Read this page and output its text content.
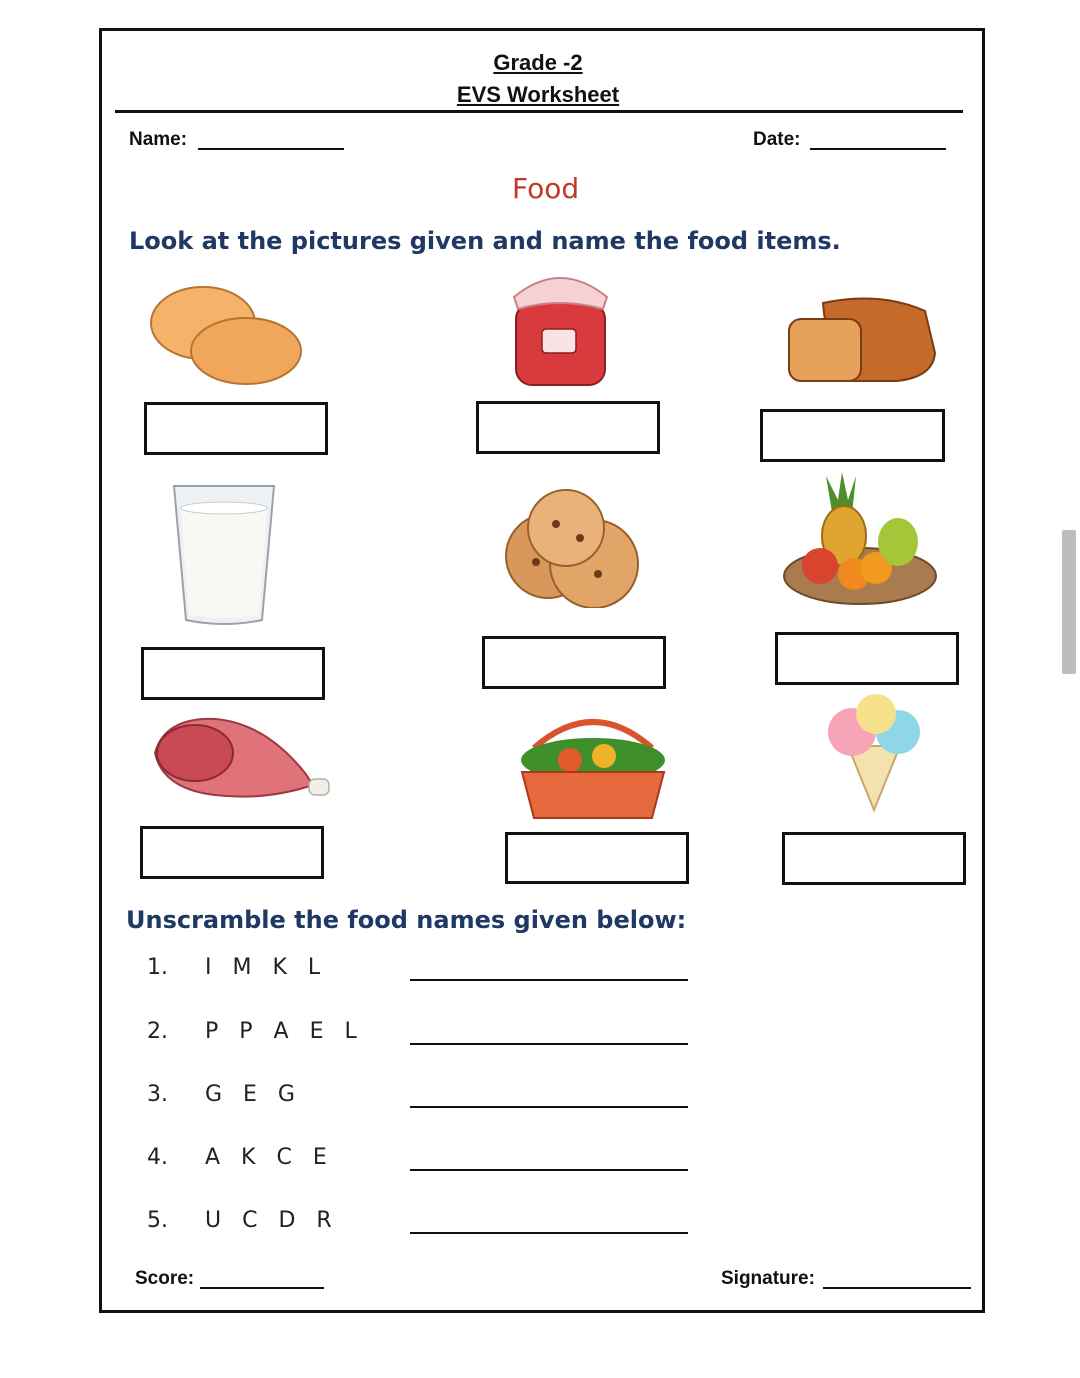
Grade -2
EVS Worksheet
Name:	Date:
Food
Look at the pictures given and name the food items.
Unscramble the food names given below:
1. I M K L
2. P P A E L
3. G E G
4. A K C E
5. U C D R
Score:	Signature:
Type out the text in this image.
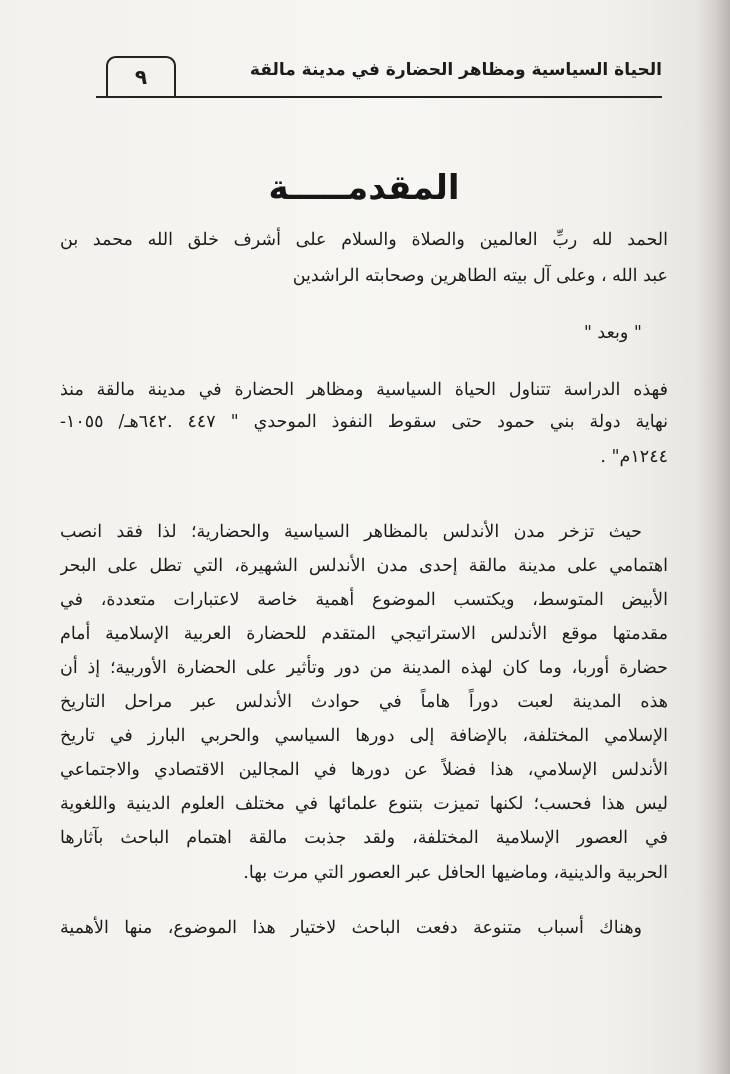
الحياة السياسية ومظاهر الحضارة في مدينة مالقة
٩
المقدمـــــة
الحمد لله ربِّ العالمين والصلاة والسلام على أشرف خلق الله محمد بن
عبد الله ، وعلى آل بيته الطاهرين وصحابته الراشدين
" وبعد "
فهذه الدراسة تتناول الحياة السياسية ومظاهر الحضارة في مدينة مالقة منذ
نهاية دولة بني حمود حتى سقوط النفوذ الموحدي " ٤٤٧ .٦٤٢هـ/ ١٠٥٥-
١٢٤٤م" .
حيث تزخر مدن الأندلس بالمظاهر السياسية والحضارية؛ لذا فقد انصب
اهتمامي على مدينة مالقة إحدى مدن الأندلس الشهيرة، التي تطل على البحر
الأبيض المتوسط، ويكتسب الموضوع أهمية خاصة لاعتبارات متعددة، في
مقدمتها موقع الأندلس الاستراتيجي المتقدم للحضارة العربية الإسلامية أمام
حضارة أوربا، وما كان لهذه المدينة من دور وتأثير على الحضارة الأوربية؛ إذ أن
هذه المدينة لعبت دوراً هاماً في حوادث الأندلس عبر مراحل التاريخ
الإسلامي المختلفة، بالإضافة إلى دورها السياسي والحربي البارز في تاريخ
الأندلس الإسلامي، هذا فضلاً عن دورها في المجالين الاقتصادي والاجتماعي
ليس هذا فحسب؛ لكنها تميزت بتنوع علمائها في مختلف العلوم الدينية واللغوية
في العصور الإسلامية المختلفة، ولقد جذبت مالقة اهتمام الباحث بآثارها
الحربية والدينية، وماضيها الحافل عبر العصور التي مرت بها.
وهناك أسباب متنوعة دفعت الباحث لاختيار هذا الموضوع، منها الأهمية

# Work to complete
Search the entries for the word "السياسية" and gather every line where it appears.

# Solution to this problem
الحياة السياسية ومظاهر الحضارة في مدينة مالقة
فهذه الدراسة تتناول الحياة السياسية ومظاهر الحضارة في مدينة مالقة منذ
حيث تزخر مدن الأندلس بالمظاهر السياسية والحضارية؛ لذا فقد انصب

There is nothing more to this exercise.